WRITTEN REQUEST: Each record below should be repeated precisely as written.

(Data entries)
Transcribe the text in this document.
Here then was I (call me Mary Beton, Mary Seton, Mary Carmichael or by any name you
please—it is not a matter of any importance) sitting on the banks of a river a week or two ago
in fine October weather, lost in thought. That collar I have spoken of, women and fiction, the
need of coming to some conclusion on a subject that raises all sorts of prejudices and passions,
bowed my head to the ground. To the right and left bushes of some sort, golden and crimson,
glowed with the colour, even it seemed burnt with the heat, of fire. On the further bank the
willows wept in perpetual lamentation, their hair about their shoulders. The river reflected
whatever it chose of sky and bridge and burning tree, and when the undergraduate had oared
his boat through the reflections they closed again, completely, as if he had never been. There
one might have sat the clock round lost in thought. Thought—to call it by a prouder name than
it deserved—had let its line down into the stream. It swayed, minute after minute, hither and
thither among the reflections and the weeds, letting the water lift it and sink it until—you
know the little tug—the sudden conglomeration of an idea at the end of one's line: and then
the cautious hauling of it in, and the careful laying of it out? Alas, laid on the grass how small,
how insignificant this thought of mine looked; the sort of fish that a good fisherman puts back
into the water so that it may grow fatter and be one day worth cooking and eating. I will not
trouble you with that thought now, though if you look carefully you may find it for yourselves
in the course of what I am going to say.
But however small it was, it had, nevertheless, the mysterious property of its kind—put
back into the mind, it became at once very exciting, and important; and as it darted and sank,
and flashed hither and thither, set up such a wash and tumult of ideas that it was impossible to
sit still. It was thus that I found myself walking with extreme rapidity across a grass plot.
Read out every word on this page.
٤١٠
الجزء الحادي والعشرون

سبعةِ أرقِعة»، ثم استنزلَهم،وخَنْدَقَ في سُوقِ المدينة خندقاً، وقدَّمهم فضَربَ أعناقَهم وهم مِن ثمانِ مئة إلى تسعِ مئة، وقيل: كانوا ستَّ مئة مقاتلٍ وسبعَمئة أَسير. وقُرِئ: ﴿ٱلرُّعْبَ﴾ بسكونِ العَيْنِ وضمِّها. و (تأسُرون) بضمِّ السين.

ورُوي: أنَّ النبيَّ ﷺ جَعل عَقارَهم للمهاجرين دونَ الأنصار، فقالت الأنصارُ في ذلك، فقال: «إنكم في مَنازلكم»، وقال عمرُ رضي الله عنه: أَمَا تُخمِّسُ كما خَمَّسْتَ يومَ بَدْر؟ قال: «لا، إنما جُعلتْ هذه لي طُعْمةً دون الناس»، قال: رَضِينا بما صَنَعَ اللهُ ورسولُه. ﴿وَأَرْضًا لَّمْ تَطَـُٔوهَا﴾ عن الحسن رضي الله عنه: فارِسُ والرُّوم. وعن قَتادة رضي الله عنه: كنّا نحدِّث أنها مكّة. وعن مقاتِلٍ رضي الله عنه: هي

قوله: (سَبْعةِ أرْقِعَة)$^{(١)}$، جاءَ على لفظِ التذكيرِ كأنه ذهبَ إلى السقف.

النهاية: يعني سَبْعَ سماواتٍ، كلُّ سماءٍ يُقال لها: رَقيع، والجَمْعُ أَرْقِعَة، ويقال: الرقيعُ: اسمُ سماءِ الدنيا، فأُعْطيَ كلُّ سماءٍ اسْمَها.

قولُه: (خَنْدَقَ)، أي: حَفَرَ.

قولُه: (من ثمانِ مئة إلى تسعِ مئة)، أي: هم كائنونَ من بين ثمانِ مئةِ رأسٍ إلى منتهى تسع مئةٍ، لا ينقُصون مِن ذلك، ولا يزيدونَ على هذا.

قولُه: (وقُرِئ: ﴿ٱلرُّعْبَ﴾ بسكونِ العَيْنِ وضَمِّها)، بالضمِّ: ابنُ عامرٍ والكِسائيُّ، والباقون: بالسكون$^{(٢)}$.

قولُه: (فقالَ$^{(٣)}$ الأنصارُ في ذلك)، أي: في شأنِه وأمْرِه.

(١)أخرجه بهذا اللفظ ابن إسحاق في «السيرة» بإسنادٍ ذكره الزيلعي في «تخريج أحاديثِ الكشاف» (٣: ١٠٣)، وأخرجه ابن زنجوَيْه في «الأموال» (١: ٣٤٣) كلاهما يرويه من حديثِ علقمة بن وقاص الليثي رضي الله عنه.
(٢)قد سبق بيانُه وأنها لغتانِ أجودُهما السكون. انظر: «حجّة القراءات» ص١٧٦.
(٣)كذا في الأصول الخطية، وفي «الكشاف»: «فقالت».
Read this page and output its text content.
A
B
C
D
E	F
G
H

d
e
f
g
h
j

CORRECT OUTPUT:
Transcribe the text in this document.
Here then was I (call me Mary Beton, Mary Seton, Mary Carmichael or by any name you
please—it is not a matter of any importance) sitting on the banks of a river a week or two ago
in fine October weather, lost in thought. That collar I have spoken of, women and fiction, the
need of coming to some conclusion on a subject that raises all sorts of prejudices and passions,
bowed my head to the ground. To the right and left bushes of some sort, golden and crimson,
glowed with the colour, even it seemed burnt with the heat, of fire. On the further bank the
willows wept in perpetual lamentation, their hair about their shoulders. The river reflected
whatever it chose of sky and bridge and burning tree, and when the undergraduate had oared
his boat through the reflections they closed again, completely, as if he had never been. There
one might have sat the clock round lost in thought. Thought—to call it by a prouder name than
it deserved—had let its line down into the stream. It swayed, minute after minute, hither and
thither among the reflections and the weeds, letting the water lift it and sink it until—you
know the little tug—the sudden conglomeration of an idea at the end of one's line: and then
the cautious hauling of it in, and the careful laying of it out? Alas, laid on the grass how small,
how insignificant this thought of mine looked; the sort of fish that a good fisherman puts back
into the water so that it may grow fatter and be one day worth cooking and eating. I will not
trouble you with that thought now, though if you look carefully you may find it for yourselves
in the course of what I am going to say.
But however small it was, it had, nevertheless, the mysterious property of its kind—put
back into the mind, it became at once very exciting, and important; and as it darted and sank,
and flashed hither and thither, set up such a wash and tumult of ideas that it was impossible to
sit still. It was thus that I found myself walking with extreme rapidity across a grass plot.
Read out every word on this page.
٤١٠
الجزء الحادي والعشرون

سبعةِ أرقِعة»، ثم استنزلَهم،وخَنْدَقَ في سُوقِ المدينة خندقاً، وقدَّمهم فضَربَ أعناقَهم وهم مِن ثمانِ مئة إلى تسعِ مئة، وقيل: كانوا ستَّ مئة مقاتلٍ وسبعَمئة أَسير. وقُرِئ: ﴿ٱلرُّعْبَ﴾ بسكونِ العَيْنِ وضمِّها. و (تأسُرون) بضمِّ السين.

ورُوي: أنَّ النبيَّ ﷺ جَعل عَقارَهم للمهاجرين دونَ الأنصار، فقالت الأنصارُ في ذلك، فقال: «إنكم في مَنازلكم»، وقال عمرُ رضي الله عنه: أَمَا تُخمِّسُ كما خَمَّسْتَ يومَ بَدْر؟ قال: «لا، إنما جُعلتْ هذه لي طُعْمةً دون الناس»، قال: رَضِينا بما صَنَعَ اللهُ ورسولُه. ﴿وَأَرْضًا لَّمْ تَطَـُٔوهَا﴾ عن الحسن رضي الله عنه: فارِسُ والرُّوم. وعن قَتادة رضي الله عنه: كنّا نحدِّث أنها مكّة. وعن مقاتِلٍ رضي الله عنه: هي

قوله: (سَبْعةِ أرْقِعَة)$^{(١)}$، جاءَ على لفظِ التذكيرِ كأنه ذهبَ إلى السقف.

النهاية: يعني سَبْعَ سماواتٍ، كلُّ سماءٍ يُقال لها: رَقيع، والجَمْعُ أَرْقِعَة، ويقال: الرقيعُ: اسمُ سماءِ الدنيا، فأُعْطيَ كلُّ سماءٍ اسْمَها.

قولُه: (خَنْدَقَ)، أي: حَفَرَ.

قولُه: (من ثمانِ مئة إلى تسعِ مئة)، أي: هم كائنونَ من بين ثمانِ مئةِ رأسٍ إلى منتهى تسع مئةٍ، لا ينقُصون مِن ذلك، ولا يزيدونَ على هذا.

قولُه: (وقُرِئ: ﴿ٱلرُّعْبَ﴾ بسكونِ العَيْنِ وضَمِّها)، بالضمِّ: ابنُ عامرٍ والكِسائيُّ، والباقون: بالسكون$^{(٢)}$.

قولُه: (فقالَ$^{(٣)}$ الأنصارُ في ذلك)، أي: في شأنِه وأمْرِه.

(١)أخرجه بهذا اللفظ ابن إسحاق في «السيرة» بإسنادٍ ذكره الزيلعي في «تخريج أحاديثِ الكشاف» (٣: ١٠٣)، وأخرجه ابن زنجوَيْه في «الأموال» (١: ٣٤٣) كلاهما يرويه من حديثِ علقمة بن وقاص الليثي رضي الله عنه.
(٢)قد سبق بيانُه وأنها لغتانِ أجودُهما السكون. انظر: «حجّة القراءات» ص١٧٦.
(٣)كذا في الأصول الخطية، وفي «الكشاف»: «فقالت».
Read this page and output its text content.
A
B
C
D
E	F
G
H

d
e
f
g
h
j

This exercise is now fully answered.